■ PAGE EXCERPT ■
The 6th generation Dale Factory worker – Vegar Sellevold

Vegard Sellevold has worked at Daletec since 1990. He has had different jobs in the factory and has always enjoyed what he is doing.

Vegar grew up at Stanghelle in the 70’s and 80’s. At this time there were a lot of people working in the factory that moved from small apartments in Dale to houses in the nearby town Stanghelle. It was a down period in the factory. Everyone had the same type of house and the same type of car -if they had one.

In the 70’s, there were around 600-700, maybe also 800 people at the start of the 70’s that worked in the factory. When he got a job in February 1990 there were around 300-400 employees.

He continues explaining how easy it was to get a job, especially if you did not want a longer education. Vegar went to school at the gymnasium at Voss and after that he chose what he always believed he wanted to do which was electrician direction, but he soon got tired of school. That was when he decided to get a job in the factory in 1990.

So, a lot of people moved to Dale when the factory came?

– Yes! From all over the country. At least before and after the war. They needed a lot of workforce back then!

If one person in the family had got a place to live in Dale, it was easier for another family member to live there and get a job in the factory. But the paycheck was probably not that much.

And this is where we come back to why so many people moved to Stanghelle in the 70’s and 80’s because the apartments on Dale were too old and worn.

Did they need any professional competence to work here?

– In general not. Of course, there were a lot of people that had to have some competence and a lot of places they needed people that knew a lot about textile as well as electronics because there was a lot of different tasks to solve. When I started, I worked at the packing division at the cotton factory and finished packing the yarn. The yarn cones were big and mainly got shipped to England and other costumers abroad. You needed some training, but mostly it was physical work. Lifting and packing and that sort of stuff. It was an easy job. It was actually a lot of my friends that also started working there that year when I started. 5-6 of them. I was 19 years then.

When Vegar started in the factory he had the task to pack the yarn before shipment, manage it in the warehouse and take it out so that it could be used for weaving and warp later on. He also had the task to maintain the spinning machines. After that, he went in the military and when he came back, the weaving mill was not doing well. One of the seniors told Vegar that he should try to get a job some other place. He applied for a job in the finishing department, and there he could start already the week after he applied.

■ EXERCISE GOAL ■
Reproduce the part of the Dale Factory profile starting at "Vegar grew up" and ending at "the factory came?".

■ DATA PROVIDED ■
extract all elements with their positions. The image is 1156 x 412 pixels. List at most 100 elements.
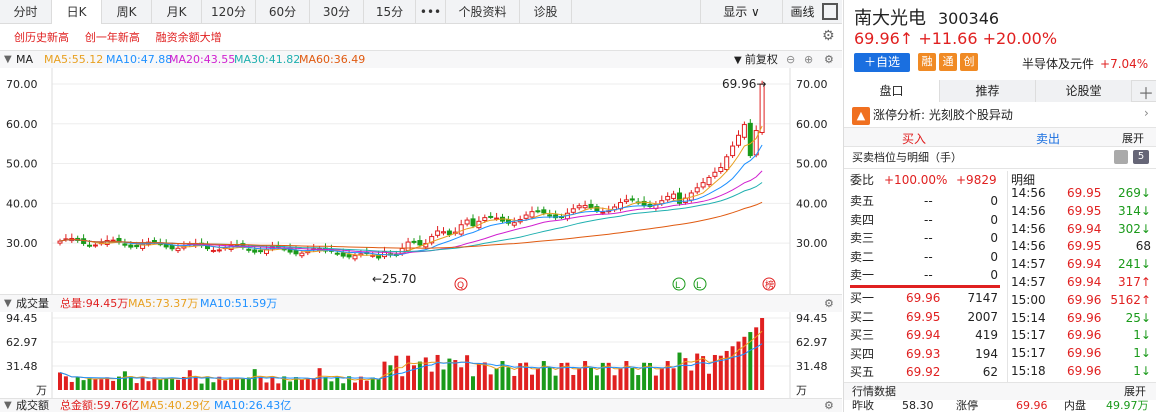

■ TASK RESULT ■
Vegar grew up at Stanghelle in the 70’s and 80’s. At this time there were a lot of people working in the factory that moved from small apartments in Dale to houses in the nearby town Stanghelle. It was a down period in the factory. Everyone had the same type of house and the same type of car -if they had one.

In the 70’s, there were around 600-700, maybe also 800 people at the start of the 70’s that worked in the factory. When he got a job in February 1990 there were around 300-400 employees.

He continues explaining how easy it was to get a job, especially if you did not want a longer education. Vegar went to school at the gymnasium at Voss and after that he chose what he always believed he wanted to do which was electrician direction, but he soon got tired of school. That was when he decided to get a job in the factory in 1990.

So, a lot of people moved to Dale when the factory came?